+++ Material +++

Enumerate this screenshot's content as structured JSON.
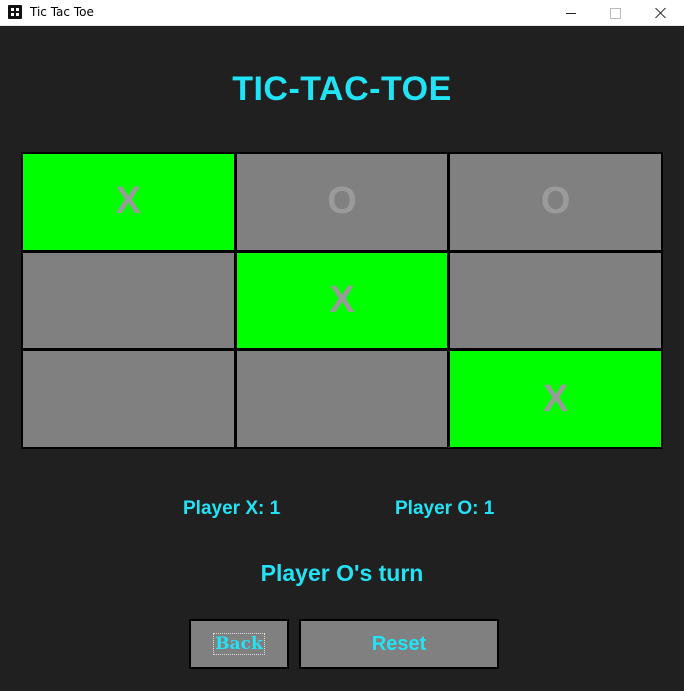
{
  "window": {
    "title": "Tic Tac Toe",
    "icon": "app-dice-icon",
    "controls": [
      "minimize-icon",
      "maximize-icon",
      "close-icon"
    ]
  },
  "game": {
    "heading": "TIC-TAC-TOE",
    "board": [
      {
        "mark": "X",
        "winning": true
      },
      {
        "mark": "O",
        "winning": false
      },
      {
        "mark": "O",
        "winning": false
      },
      {
        "mark": "",
        "winning": false
      },
      {
        "mark": "X",
        "winning": true
      },
      {
        "mark": "",
        "winning": false
      },
      {
        "mark": "",
        "winning": false
      },
      {
        "mark": "",
        "winning": false
      },
      {
        "mark": "X",
        "winning": true
      }
    ],
    "score_x": "Player X: 1",
    "score_o": "Player O: 1",
    "turn": "Player O's turn",
    "back_label": "Back",
    "reset_label": "Reset"
  },
  "colors": {
    "background": "#202020",
    "accent": "#22e3f5",
    "cell": "#808080",
    "winning_cell": "#00ff00",
    "mark": "#9a9a9a"
  }
}
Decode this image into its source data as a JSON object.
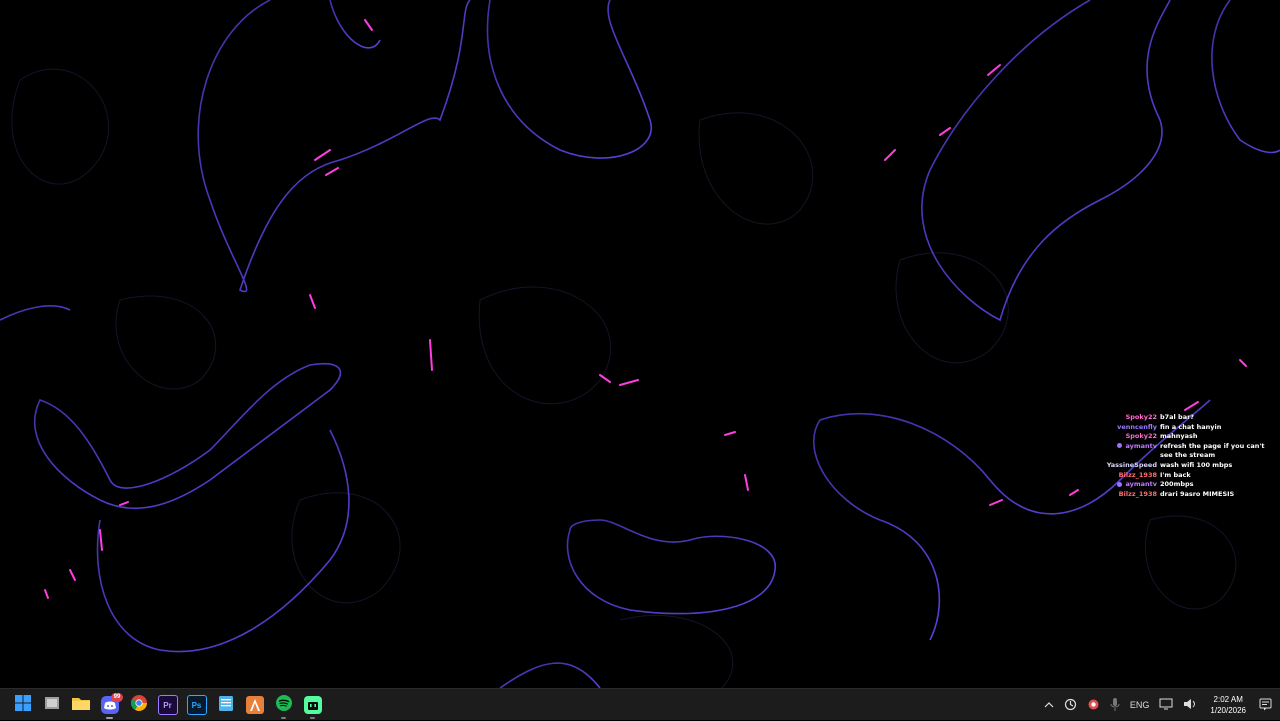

+++

Set task: Except for the pictures, copy every line of the records above exactly.

Output of the exercise:
Enumerate this screenshot's content as structured JSON.
{
  "window": {
    "title": "Tic Tac Toe",
    "icon": "app-dice-icon",
    "controls": [
      "minimize-icon",
      "maximize-icon",
      "close-icon"
    ]
  },
  "game": {
    "heading": "TIC-TAC-TOE",
    "board": [
      {
        "mark": "X",
        "winning": true
      },
      {
        "mark": "O",
        "winning": false
      },
      {
        "mark": "O",
        "winning": false
      },
      {
        "mark": "",
        "winning": false
      },
      {
        "mark": "X",
        "winning": true
      },
      {
        "mark": "",
        "winning": false
      },
      {
        "mark": "",
        "winning": false
      },
      {
        "mark": "",
        "winning": false
      },
      {
        "mark": "X",
        "winning": true
      }
    ],
    "score_x": "Player X: 1",
    "score_o": "Player O: 1",
    "turn": "Player O's turn",
    "back_label": "Back",
    "reset_label": "Reset"
  },
  "colors": {
    "background": "#202020",
    "accent": "#22e3f5",
    "cell": "#808080",
    "winning_cell": "#00ff00",
    "mark": "#9a9a9a"
  }
}
Decode this image into its source data as a JSON object.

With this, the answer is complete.